# Short exercise:
Only the pictures are to be left out; set down the rest of the records exactly.

Data listing

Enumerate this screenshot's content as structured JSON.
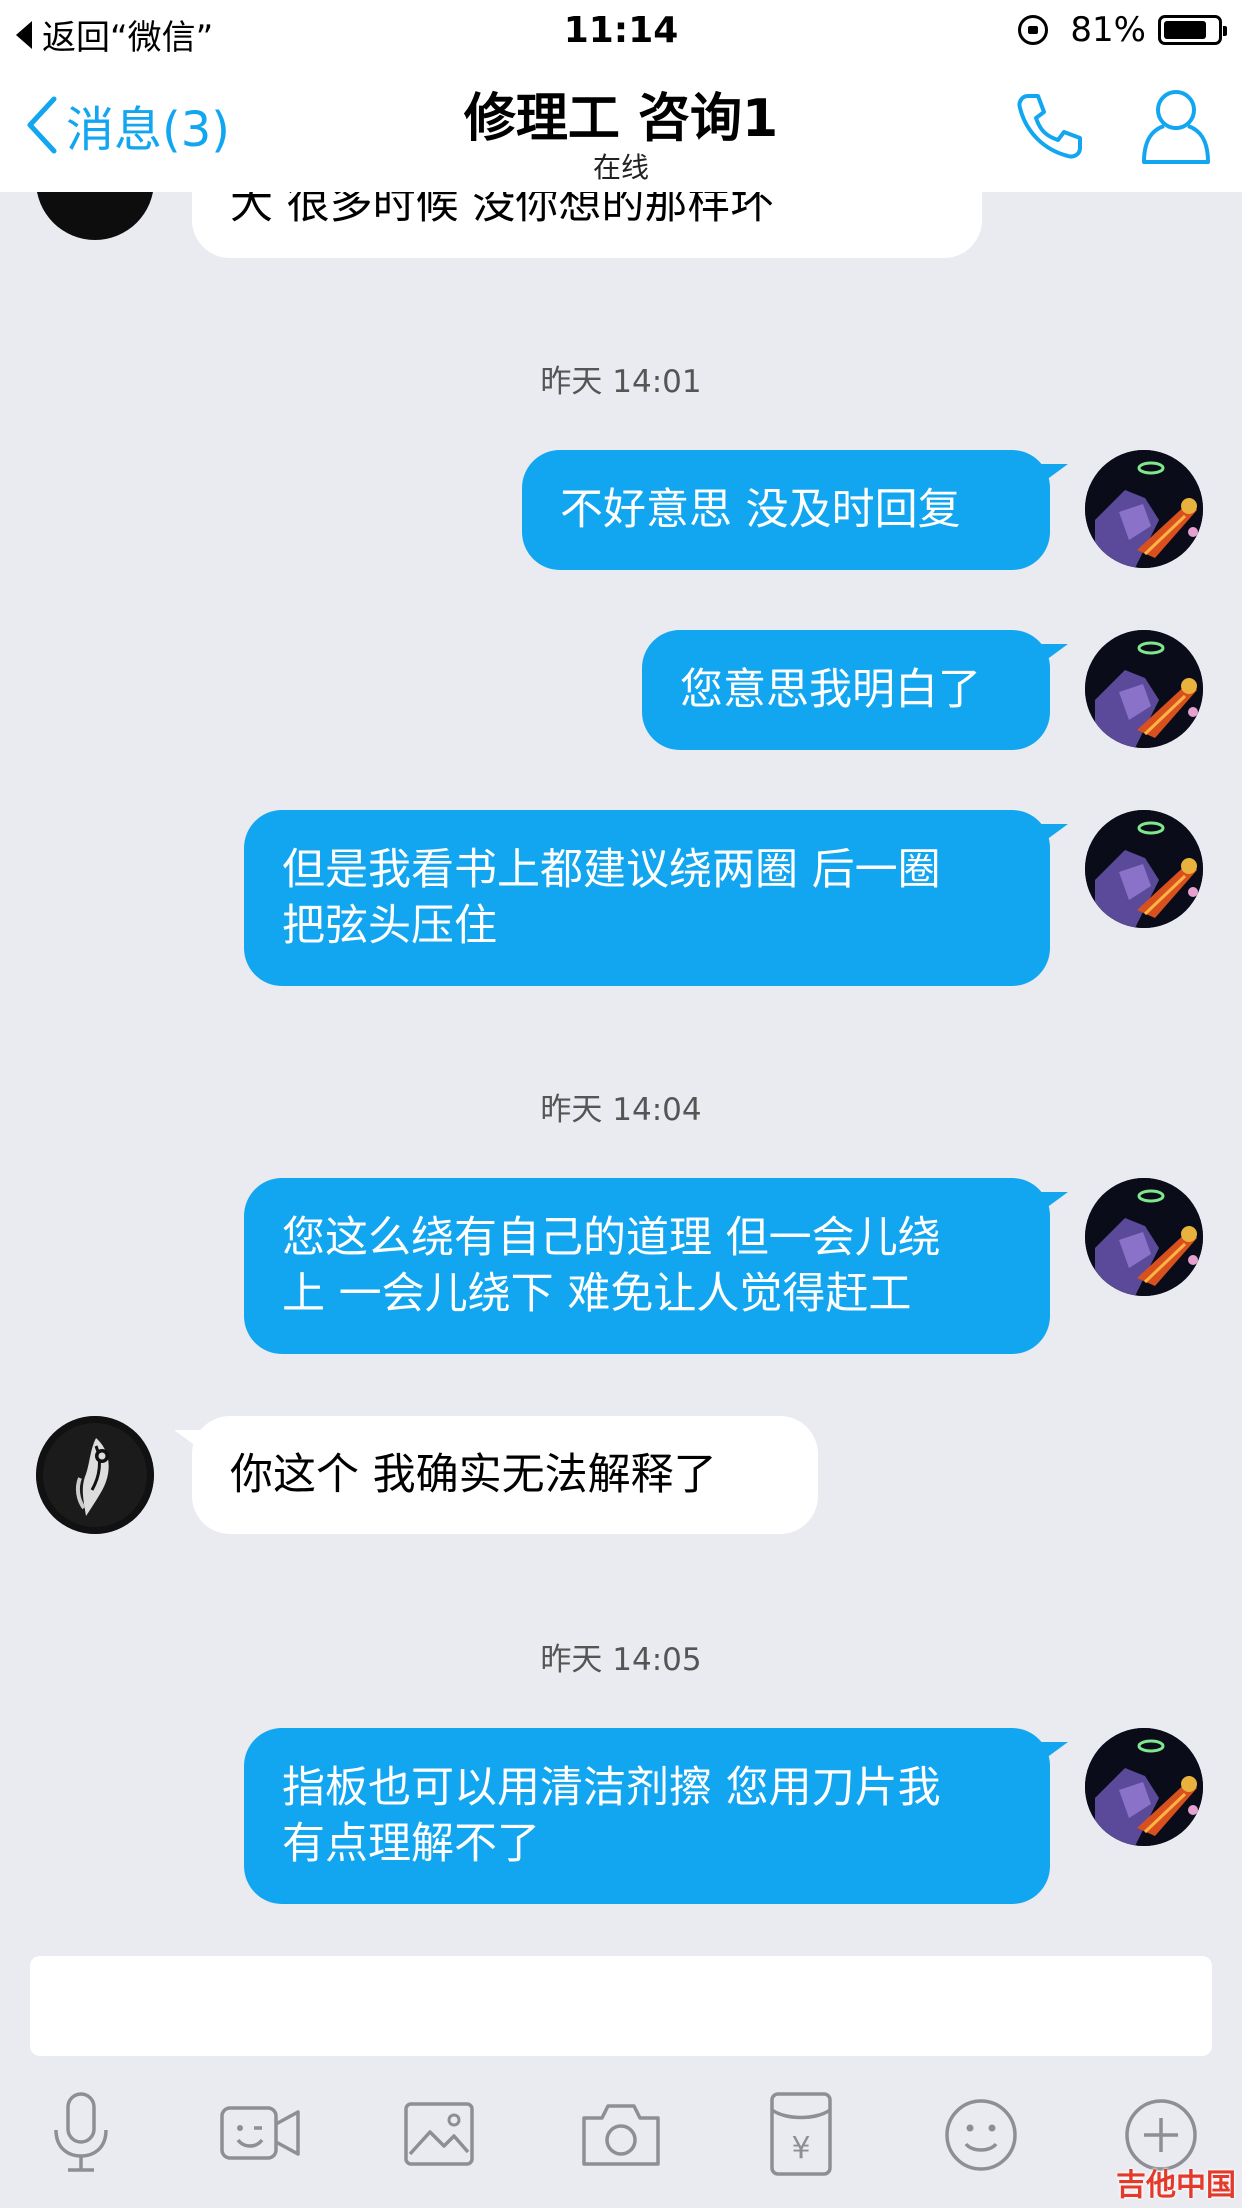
{
  "status_bar": {
    "back_text": "返回“微信”",
    "time": "11:14",
    "battery_text": "81%",
    "battery_level": 0.81
  },
  "nav": {
    "back_label": "消息(3)",
    "title": "修理工 咨询1",
    "subtitle": "在线"
  },
  "chat": {
    "partial_message": "大 很多时候 没你想的那样坏",
    "timestamps": [
      "昨天 14:01",
      "昨天 14:04",
      "昨天 14:05"
    ],
    "messages": [
      {
        "from": "me",
        "lines": [
          "不好意思 没及时回复"
        ]
      },
      {
        "from": "me",
        "lines": [
          "您意思我明白了"
        ]
      },
      {
        "from": "me",
        "lines": [
          "但是我看书上都建议绕两圈 后一圈",
          "把弦头压住"
        ]
      },
      {
        "from": "me",
        "lines": [
          "您这么绕有自己的道理 但一会儿绕",
          "上 一会儿绕下 难免让人觉得赶工"
        ]
      },
      {
        "from": "other",
        "lines": [
          "你这个 我确实无法解释了"
        ]
      },
      {
        "from": "me",
        "lines": [
          "指板也可以用清洁剂擦 您用刀片我",
          "有点理解不了"
        ]
      }
    ]
  },
  "toolbar": {
    "icons": [
      "mic-icon",
      "video-icon",
      "image-icon",
      "camera-icon",
      "red-packet-icon",
      "emoji-icon",
      "plus-icon"
    ],
    "yen_symbol": "¥"
  },
  "watermark": {
    "text": "吉他中国"
  },
  "colors": {
    "accent": "#12a6f1",
    "background": "#eaebf0"
  }
}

# Solution to this problem:
Enumerate this screenshot's content as structured JSON.
{
  "status_bar": {
    "back_text": "返回“微信”",
    "time": "11:14",
    "battery_text": "81%",
    "battery_level": 0.81
  },
  "nav": {
    "back_label": "消息(3)",
    "title": "修理工 咨询1",
    "subtitle": "在线"
  },
  "chat": {
    "partial_message": "大 很多时候 没你想的那样坏",
    "timestamps": [
      "昨天 14:01",
      "昨天 14:04",
      "昨天 14:05"
    ],
    "messages": [
      {
        "from": "me",
        "lines": [
          "不好意思 没及时回复"
        ]
      },
      {
        "from": "me",
        "lines": [
          "您意思我明白了"
        ]
      },
      {
        "from": "me",
        "lines": [
          "但是我看书上都建议绕两圈 后一圈",
          "把弦头压住"
        ]
      },
      {
        "from": "me",
        "lines": [
          "您这么绕有自己的道理 但一会儿绕",
          "上 一会儿绕下 难免让人觉得赶工"
        ]
      },
      {
        "from": "other",
        "lines": [
          "你这个 我确实无法解释了"
        ]
      },
      {
        "from": "me",
        "lines": [
          "指板也可以用清洁剂擦 您用刀片我",
          "有点理解不了"
        ]
      }
    ]
  },
  "toolbar": {
    "icons": [
      "mic-icon",
      "video-icon",
      "image-icon",
      "camera-icon",
      "red-packet-icon",
      "emoji-icon",
      "plus-icon"
    ],
    "yen_symbol": "¥"
  },
  "watermark": {
    "text": "吉他中国"
  },
  "colors": {
    "accent": "#12a6f1",
    "background": "#eaebf0"
  }
}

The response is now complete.